For purposes of this Agreement, Employee shall be deemed to “engage in competition” with Employer if he shall directly or indirectly, either individually or as a stockholder, director, officer, partner, consultant, owner, employee, agent, or in any other capacity, work for, consult with or otherwise assist any person or entity engaged in the same or similar business engaged in by Employer. Employee agrees that the restrictions imposed upon him by the provisions of this Section are fair and reasonable considering the nature of Employer’s business and are reasonably required for the protection of Employer. Employee further acknowledges and agrees that there are material and valuable benefits bestowed upon him by this Agreement and the parties’ Agreement and Plan of Merger which constitute new, valuable and legally binding consideration for the non-competition, non-solicitation and nondisclosure provisions herein, including, but not limited to, the benefits conveyed in Sections 3.2 and 3.3 above.

Section 6.6 — Solicitation of Customers and Employees. Employee agrees that during the term of this Agreement, and for a period of twelve (12) consecutive months after termination of his employment for any reason, he shall not, except in the course of his duties hereunder, directly or indirectly induce or attempt to induce or otherwise counsel, advise, solicit or encourage (i) any customer or employee to cease doing business with, or leave the employ of, Employer or, in the case of employees accept employment with any other person or entity; or (ii) any person who at the time of such inducement, counseling, advice, solicitation or encouragement had ceased doing business with, or left the employ of, Employer within the previous six (6) months to do business with, or accept employment with, any person or entity besides Employer.

Section 6.7 — Specific Performance. Employee agrees that in the event of his breach of any of the provisions of this Article VI, the remedies available to law to Employer would be inadequate and in lieu thereof or in addition thereto Employer shall be entitled to appropriate equitable remedies, including specific performance and injunctive relief. Employee further agrees that he shall pay Employer’s actual attorneys’ fees if Employer successfully obtains such injunctive relief and that the restrictive time periods set forth in Sections 6.5 and 6.6 of this Agreement shall be tolled during any period that Employee is in violation of these restrictions.

ARTICLE VII

Concluding Provisions

Section 7.1 — Entire Agreement. This Agreement supersedes all prior agreements, including Employee’s Executive Employment Agreement with Paragon and the Trust Company of Lehigh Valley, and contains the entire understanding between Employer and Employee (the “Parties”) with respect to the subject matter hereof. There are no oral understandings, terms, or conditions, and no party has relied upon any representation, express or implied, not contained in this Employment Agreement.

(Labeled region entries)
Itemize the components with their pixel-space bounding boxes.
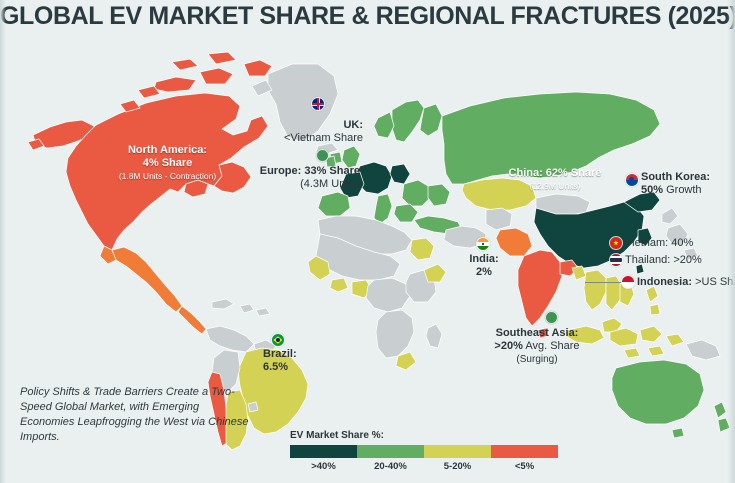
- uk-name: UK:: [255, 119, 363, 132]
- south-korea-suffix: Growth: [666, 184, 701, 196]
- legend-color-bars: [290, 445, 558, 458]
- vietnam-flag-icon: [610, 237, 622, 249]
- south-korea-value: 50%: [641, 184, 663, 196]
- south-korea-name: South Korea:: [641, 171, 733, 184]
- north-america-value: 4% Share: [100, 157, 235, 170]
- legend-swatch-3: [491, 445, 558, 458]
- infographic-poster: GLOBAL EV MARKET SHARE & REGIONAL FRACTU…: [0, 0, 735, 483]
- annotation-china: China: 62% Share (12.9M Units): [490, 167, 620, 193]
- north-america-name: North America:: [100, 144, 235, 157]
- caption-text: Policy Shifts & Trade Barriers Create a …: [20, 385, 255, 445]
- annotation-south-korea: South Korea: 50% Growth: [641, 171, 733, 197]
- southeast-asia-green-dot-icon: [545, 311, 558, 324]
- annotation-brazil: Brazil: 6.5%: [263, 348, 317, 374]
- southeast-asia-detail: (Surging): [478, 353, 596, 366]
- legend-label-2: 5-20%: [424, 461, 491, 472]
- annotation-thailand: Thailand: >20%: [625, 254, 702, 266]
- china-name: China: 62% Share: [490, 167, 620, 180]
- india-flag-icon: [477, 238, 489, 250]
- annotation-vietnam: Vietnam: 40%: [625, 237, 693, 249]
- thailand-flag-icon: [610, 254, 622, 266]
- indonesia-leader-line: [585, 282, 623, 283]
- uk-flag-icon: [312, 98, 324, 110]
- indonesia-value: >US Share: [695, 276, 735, 288]
- thailand-name: Thailand:: [625, 254, 670, 266]
- india-value: 2%: [466, 266, 502, 279]
- southeast-asia-value: >20%: [494, 340, 522, 352]
- brazil-name: Brazil:: [263, 348, 317, 361]
- page-title: GLOBAL EV MARKET SHARE & REGIONAL FRACTU…: [0, 2, 735, 31]
- legend-title: EV Market Share %:: [290, 430, 558, 441]
- europe-green-dot-icon: [316, 149, 329, 162]
- annotation-southeast-asia: Southeast Asia: >20% Avg. Share (Surging…: [478, 327, 596, 366]
- vietnam-name: Vietnam:: [625, 237, 668, 249]
- legend-swatch-1: [357, 445, 424, 458]
- annotation-north-america: North America: 4% Share (1.8M Units - Co…: [100, 144, 235, 183]
- southeast-asia-suffix: Avg. Share: [525, 340, 579, 352]
- legend-swatch-2: [424, 445, 491, 458]
- india-name: India:: [466, 253, 502, 266]
- brazil-flag-icon: [272, 334, 284, 346]
- annotation-uk: UK: <Vietnam Share: [255, 119, 363, 145]
- south-korea-flag-icon: [626, 174, 638, 186]
- europe-name: Europe: 33% Share: [236, 165, 360, 178]
- north-america-detail: (1.8M Units - Contraction): [100, 170, 235, 183]
- legend-label-3: <5%: [491, 461, 558, 472]
- annotation-india: India: 2%: [466, 253, 502, 279]
- vietnam-value: 40%: [671, 237, 693, 249]
- southeast-asia-name: Southeast Asia:: [478, 327, 596, 340]
- annotation-europe: Europe: 33% Share (4.3M Units): [236, 165, 360, 191]
- china-detail: (12.9M Units): [490, 180, 620, 193]
- legend-label-1: 20-40%: [357, 461, 424, 472]
- indonesia-name: Indonesia:: [637, 276, 692, 288]
- legend-labels: >40% 20-40% 5-20% <5%: [290, 461, 558, 472]
- europe-detail: (4.3M Units): [236, 178, 360, 191]
- legend-label-0: >40%: [290, 461, 357, 472]
- uk-value: <Vietnam Share: [255, 132, 363, 145]
- annotation-indonesia: Indonesia: >US Share: [637, 276, 735, 288]
- brazil-value: 6.5%: [263, 361, 317, 374]
- indonesia-flag-icon: [622, 276, 634, 288]
- thailand-value: >20%: [673, 254, 701, 266]
- legend: EV Market Share %: >40% 20-40% 5-20% <5%: [290, 430, 558, 472]
- legend-swatch-0: [290, 445, 357, 458]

Stated exercise A:
Answer these questions using the employment agreement excerpt:
(i) For how many consecutive months after termination does the solicitation restriction in Section 6.6 last?
(ii) Under Section 6.6, within how many previous months must a person have ceased doing business with, or left the employ of, Employer to fall under clause (ii)?
(iii) Which earlier agreement does Section 7.1 name as superseded?
Stated exercise B: In the employment agreement excerpt, why is Employer entitled to equitable remedies such as specific performance and injunctive relief if Employee breaches Article VI? Answer in one to three sentences.
Stated exercise C: Write the next section of the employment agreement, picking up right after Section 7.1.

Exercise result A:
(i) Twelve consecutive months.
(ii) Six months.
(iii) Employee's Executive Employment Agreement with Paragon and the Trust Company of Lehigh Valley.

Exercise result B: Employee agrees that the remedies available at law to Employer would be inadequate if he breached any provision of Article VI. So Employer is entitled to appropriate equitable remedies, including specific performance and injunctive relief, either in place of or in addition to those legal remedies.

Exercise result C:
Section 7.2 — Amendments. This Agreement may not be amended in any respect whatsoever except by a further agreement, in writing, fully executed by each of the Parties.

Section 7.3 — Successors and Assigns. This Agreement, including the non-competition provision set forth in Section 6.5 above, shall inure to the benefit of and be binding upon any corporation or other successor of Employer which shall acquire, directly or indirectly, by merger, consolidation, purchase, or otherwise, all or substantially all of the equity or assets of Employer and shall otherwise inure to the benefit of and be binding upon the Parties hereto and their respective heirs, executors, administrators, successors, and assigns. Nothing in the Agreement shall preclude Employer from selling, consolidating or merging into or with, or transferring all or substantially all of its equity or assets to another person or entity. In that event, however, such other person or entity shall assume this Agreement and all obligations of Employer hereunder. Upon such sale, consolidation, merger, or other transfer of equity or assets and assumption, the term “Employer,” as used herein, shall mean such other person or entity, and this Agreement shall continue in full force and effect.

Section 7.4 — Captions. The captions of this Agreement are for convenience and reference only and in no way define, describe, extend or limit the scope or intent of this Agreement or the intent of any provision contained in this Agreement.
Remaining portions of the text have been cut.